— start of DATA PROVIDED —

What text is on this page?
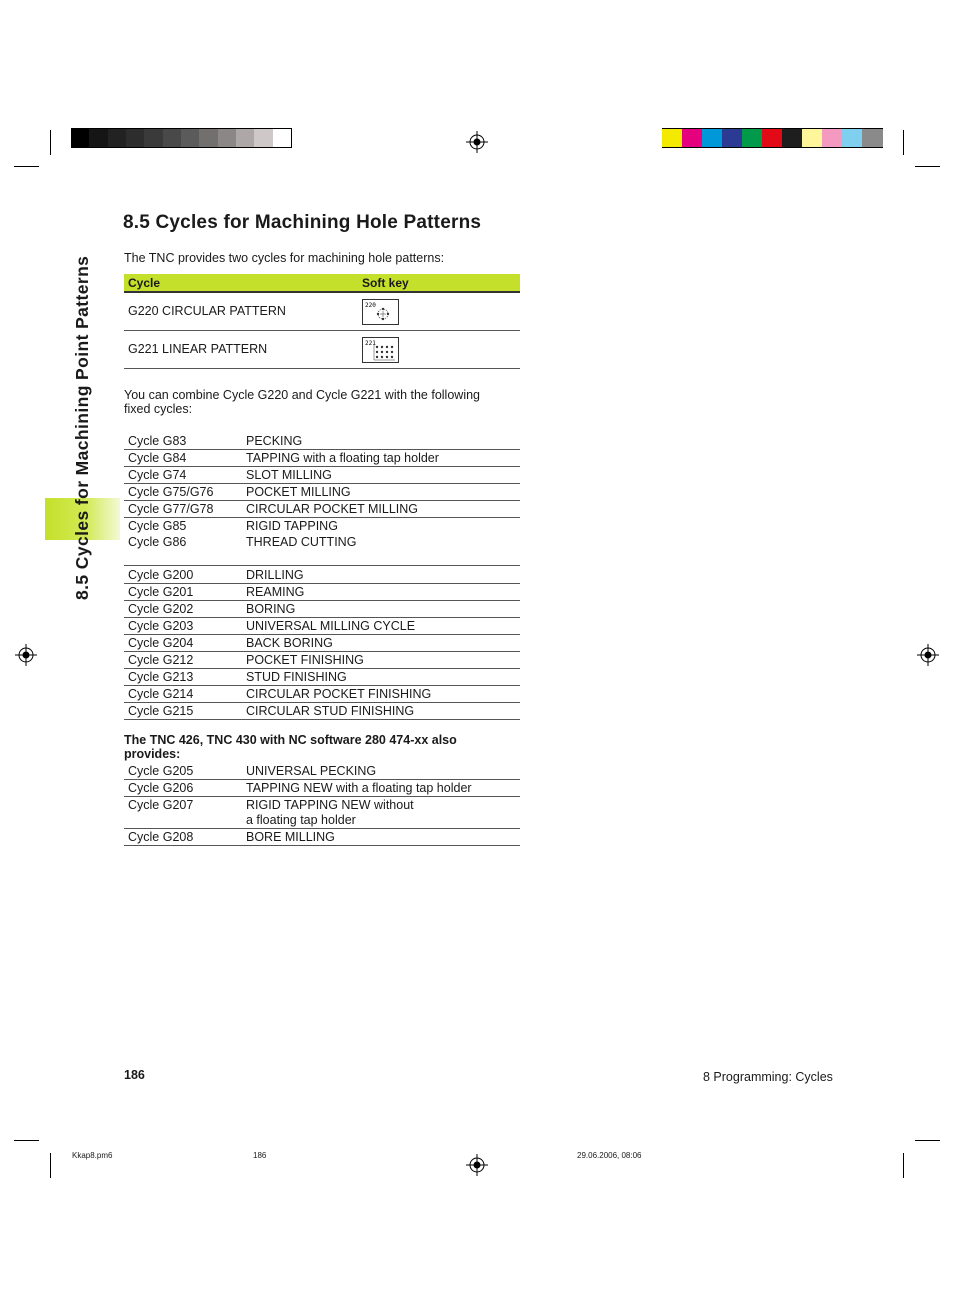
8.5 Cycles for Machining Point Patterns
8.5 Cycles for Machining Hole Patterns

The TNC provides two cycles for machining hole patterns:

Cycle	Soft key
G220 CIRCULAR PATTERN	220
G221 LINEAR PATTERN	221

You can combine Cycle G220 and Cycle G221 with the following
fixed cycles:

Cycle G83	PECKING
Cycle G84	TAPPING with a floating tap holder
Cycle G74	SLOT MILLING
Cycle G75/G76	POCKET MILLING
Cycle G77/G78	CIRCULAR POCKET MILLING
Cycle G85	RIGID TAPPING
Cycle G86	THREAD CUTTING
Cycle G200	DRILLING
Cycle G201	REAMING
Cycle G202	BORING
Cycle G203	UNIVERSAL MILLING CYCLE
Cycle G204	BACK BORING
Cycle G212	POCKET FINISHING
Cycle G213	STUD FINISHING
Cycle G214	CIRCULAR POCKET FINISHING
Cycle G215	CIRCULAR STUD FINISHING

The TNC 426, TNC 430 with NC software 280 474-xx also provides:

Cycle G205	UNIVERSAL PECKING
Cycle G206	TAPPING NEW with a floating tap holder
Cycle G207	RIGID TAPPING NEW without
a floating tap holder
Cycle G208	BORE MILLING
186	8 Programming: Cycles
Kkap8.pm6	186	29.06.2006, 08:06
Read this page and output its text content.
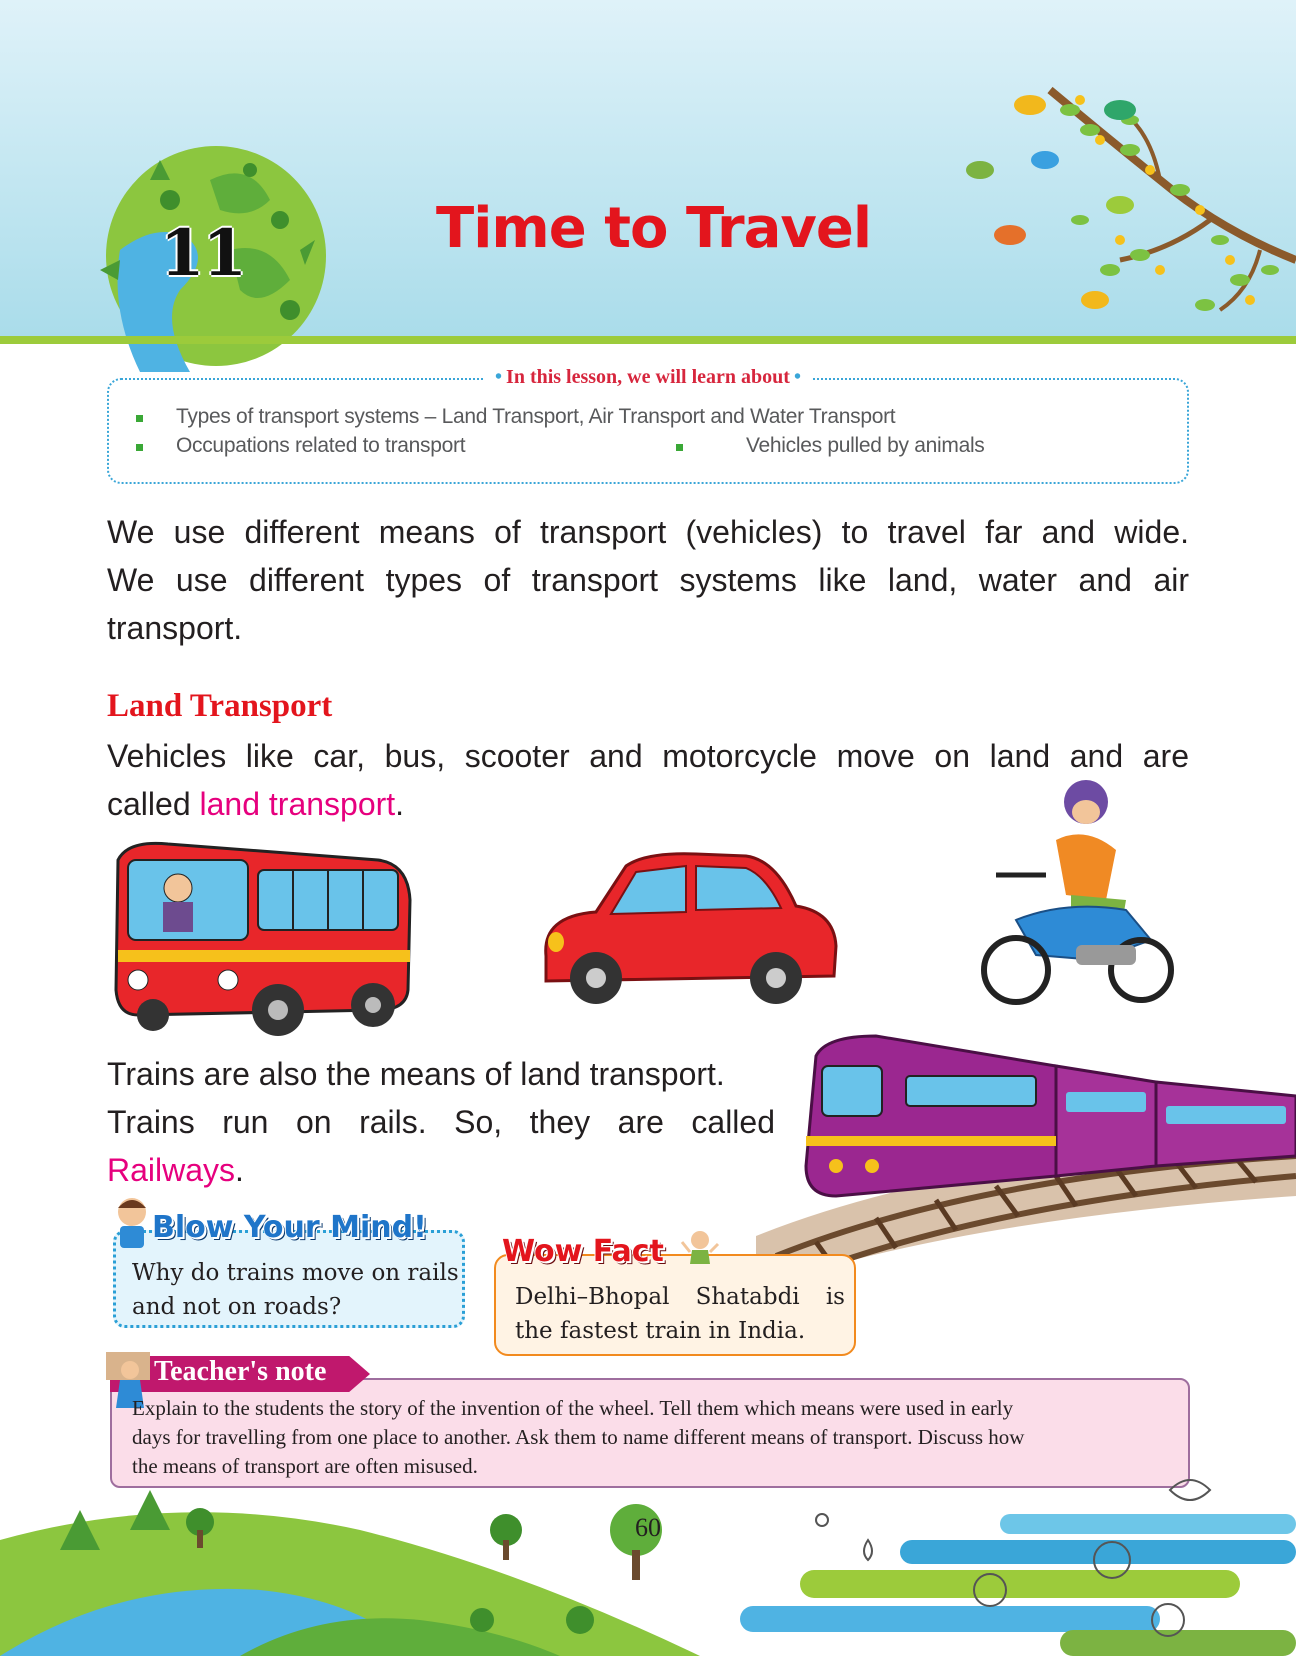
11	Time to Travel
• In this lesson, we will learn about •
Types of transport systems – Land Transport, Air Transport and Water Transport
Occupations related to transport	Vehicles pulled by animals
We use different means of transport (vehicles) to travel far and wide.
We use different types of transport systems like land, water and air
transport.
Land Transport
Vehicles like car, bus, scooter and motorcycle move on land and are
called land transport.
Trains are also the means of land transport.
Trains run on rails. So, they are called
Railways.
Blow Your Mind!
Why do trains move on rails
and not on roads?
Wow Fact
Delhi–Bhopal Shatabdi is
the fastest train in India.
Teacher's note
Explain to the students the story of the invention of the wheel. Tell them which means were used in early
days for travelling from one place to another. Ask them to name different means of transport. Discuss how
the means of transport are often misused.
60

— end of DATA PROVIDED —

> [WHAT THE EXERCISE ASKS]
Show the lines of the material that contain the word "RIGID".

> [OUTPUT FOR THIS TASK]
Cycle G85	RIGID TAPPING
Cycle G207	RIGID TAPPING NEW without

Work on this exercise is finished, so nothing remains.